Request:
Word for word, restate every line of the listing that follows.
-- Start of Extracted records --
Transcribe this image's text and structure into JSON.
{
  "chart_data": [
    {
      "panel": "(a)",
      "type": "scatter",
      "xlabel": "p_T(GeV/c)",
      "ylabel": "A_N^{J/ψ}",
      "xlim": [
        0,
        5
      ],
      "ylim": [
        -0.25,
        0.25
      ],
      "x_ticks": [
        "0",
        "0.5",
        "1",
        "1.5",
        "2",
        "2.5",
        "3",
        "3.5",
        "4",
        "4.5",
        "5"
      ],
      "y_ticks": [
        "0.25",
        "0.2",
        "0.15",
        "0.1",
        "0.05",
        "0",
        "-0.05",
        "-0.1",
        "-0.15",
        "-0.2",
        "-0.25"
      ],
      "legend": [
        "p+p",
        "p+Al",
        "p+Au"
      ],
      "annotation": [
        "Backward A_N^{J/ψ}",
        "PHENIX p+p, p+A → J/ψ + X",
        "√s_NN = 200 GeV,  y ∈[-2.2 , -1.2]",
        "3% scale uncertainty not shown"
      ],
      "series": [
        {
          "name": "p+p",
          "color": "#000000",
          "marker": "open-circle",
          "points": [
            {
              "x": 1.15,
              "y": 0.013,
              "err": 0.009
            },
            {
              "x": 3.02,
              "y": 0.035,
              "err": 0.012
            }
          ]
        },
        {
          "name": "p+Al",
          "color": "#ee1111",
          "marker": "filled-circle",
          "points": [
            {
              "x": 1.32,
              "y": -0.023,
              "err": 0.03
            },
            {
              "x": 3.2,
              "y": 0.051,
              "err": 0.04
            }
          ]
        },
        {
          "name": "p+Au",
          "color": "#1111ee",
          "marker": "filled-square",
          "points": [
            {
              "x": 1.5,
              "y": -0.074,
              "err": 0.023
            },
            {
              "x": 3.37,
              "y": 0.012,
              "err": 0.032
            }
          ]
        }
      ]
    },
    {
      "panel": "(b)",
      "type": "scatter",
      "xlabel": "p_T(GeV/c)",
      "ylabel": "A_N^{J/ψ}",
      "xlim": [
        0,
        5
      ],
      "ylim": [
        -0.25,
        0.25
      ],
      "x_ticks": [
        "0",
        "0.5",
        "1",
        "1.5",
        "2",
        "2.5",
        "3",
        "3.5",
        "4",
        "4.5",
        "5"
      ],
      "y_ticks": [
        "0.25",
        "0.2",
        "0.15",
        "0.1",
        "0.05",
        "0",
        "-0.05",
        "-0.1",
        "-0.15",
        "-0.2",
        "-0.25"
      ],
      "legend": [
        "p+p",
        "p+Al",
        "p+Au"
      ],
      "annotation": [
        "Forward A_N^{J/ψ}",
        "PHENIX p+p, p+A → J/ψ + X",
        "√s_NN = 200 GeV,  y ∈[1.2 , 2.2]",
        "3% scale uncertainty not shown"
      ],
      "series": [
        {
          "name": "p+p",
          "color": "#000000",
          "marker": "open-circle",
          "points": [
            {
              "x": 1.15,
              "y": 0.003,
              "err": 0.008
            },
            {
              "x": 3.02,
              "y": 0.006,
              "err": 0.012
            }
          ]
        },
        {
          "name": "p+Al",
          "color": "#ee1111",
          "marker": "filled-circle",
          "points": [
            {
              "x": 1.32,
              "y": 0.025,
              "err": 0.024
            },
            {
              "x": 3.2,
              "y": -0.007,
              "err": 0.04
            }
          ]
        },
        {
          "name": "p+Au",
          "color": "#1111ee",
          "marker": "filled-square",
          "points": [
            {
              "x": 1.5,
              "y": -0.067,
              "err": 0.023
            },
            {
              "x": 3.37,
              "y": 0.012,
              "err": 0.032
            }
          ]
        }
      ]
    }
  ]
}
-- End of Extracted records --
Result of this exercise:
Transcribe this image's text and structure into JSON.
{
  "chart_data": [
    {
      "panel": "(a)",
      "type": "scatter",
      "xlabel": "p_T(GeV/c)",
      "ylabel": "A_N^{J/ψ}",
      "xlim": [
        0,
        5
      ],
      "ylim": [
        -0.25,
        0.25
      ],
      "x_ticks": [
        "0",
        "0.5",
        "1",
        "1.5",
        "2",
        "2.5",
        "3",
        "3.5",
        "4",
        "4.5",
        "5"
      ],
      "y_ticks": [
        "0.25",
        "0.2",
        "0.15",
        "0.1",
        "0.05",
        "0",
        "-0.05",
        "-0.1",
        "-0.15",
        "-0.2",
        "-0.25"
      ],
      "legend": [
        "p+p",
        "p+Al",
        "p+Au"
      ],
      "annotation": [
        "Backward A_N^{J/ψ}",
        "PHENIX p+p, p+A → J/ψ + X",
        "√s_NN = 200 GeV,  y ∈[-2.2 , -1.2]",
        "3% scale uncertainty not shown"
      ],
      "series": [
        {
          "name": "p+p",
          "color": "#000000",
          "marker": "open-circle",
          "points": [
            {
              "x": 1.15,
              "y": 0.013,
              "err": 0.009
            },
            {
              "x": 3.02,
              "y": 0.035,
              "err": 0.012
            }
          ]
        },
        {
          "name": "p+Al",
          "color": "#ee1111",
          "marker": "filled-circle",
          "points": [
            {
              "x": 1.32,
              "y": -0.023,
              "err": 0.03
            },
            {
              "x": 3.2,
              "y": 0.051,
              "err": 0.04
            }
          ]
        },
        {
          "name": "p+Au",
          "color": "#1111ee",
          "marker": "filled-square",
          "points": [
            {
              "x": 1.5,
              "y": -0.074,
              "err": 0.023
            },
            {
              "x": 3.37,
              "y": 0.012,
              "err": 0.032
            }
          ]
        }
      ]
    },
    {
      "panel": "(b)",
      "type": "scatter",
      "xlabel": "p_T(GeV/c)",
      "ylabel": "A_N^{J/ψ}",
      "xlim": [
        0,
        5
      ],
      "ylim": [
        -0.25,
        0.25
      ],
      "x_ticks": [
        "0",
        "0.5",
        "1",
        "1.5",
        "2",
        "2.5",
        "3",
        "3.5",
        "4",
        "4.5",
        "5"
      ],
      "y_ticks": [
        "0.25",
        "0.2",
        "0.15",
        "0.1",
        "0.05",
        "0",
        "-0.05",
        "-0.1",
        "-0.15",
        "-0.2",
        "-0.25"
      ],
      "legend": [
        "p+p",
        "p+Al",
        "p+Au"
      ],
      "annotation": [
        "Forward A_N^{J/ψ}",
        "PHENIX p+p, p+A → J/ψ + X",
        "√s_NN = 200 GeV,  y ∈[1.2 , 2.2]",
        "3% scale uncertainty not shown"
      ],
      "series": [
        {
          "name": "p+p",
          "color": "#000000",
          "marker": "open-circle",
          "points": [
            {
              "x": 1.15,
              "y": 0.003,
              "err": 0.008
            },
            {
              "x": 3.02,
              "y": 0.006,
              "err": 0.012
            }
          ]
        },
        {
          "name": "p+Al",
          "color": "#ee1111",
          "marker": "filled-circle",
          "points": [
            {
              "x": 1.32,
              "y": 0.025,
              "err": 0.024
            },
            {
              "x": 3.2,
              "y": -0.007,
              "err": 0.04
            }
          ]
        },
        {
          "name": "p+Au",
          "color": "#1111ee",
          "marker": "filled-square",
          "points": [
            {
              "x": 1.5,
              "y": -0.067,
              "err": 0.023
            },
            {
              "x": 3.37,
              "y": 0.012,
              "err": 0.032
            }
          ]
        }
      ]
    }
  ]
}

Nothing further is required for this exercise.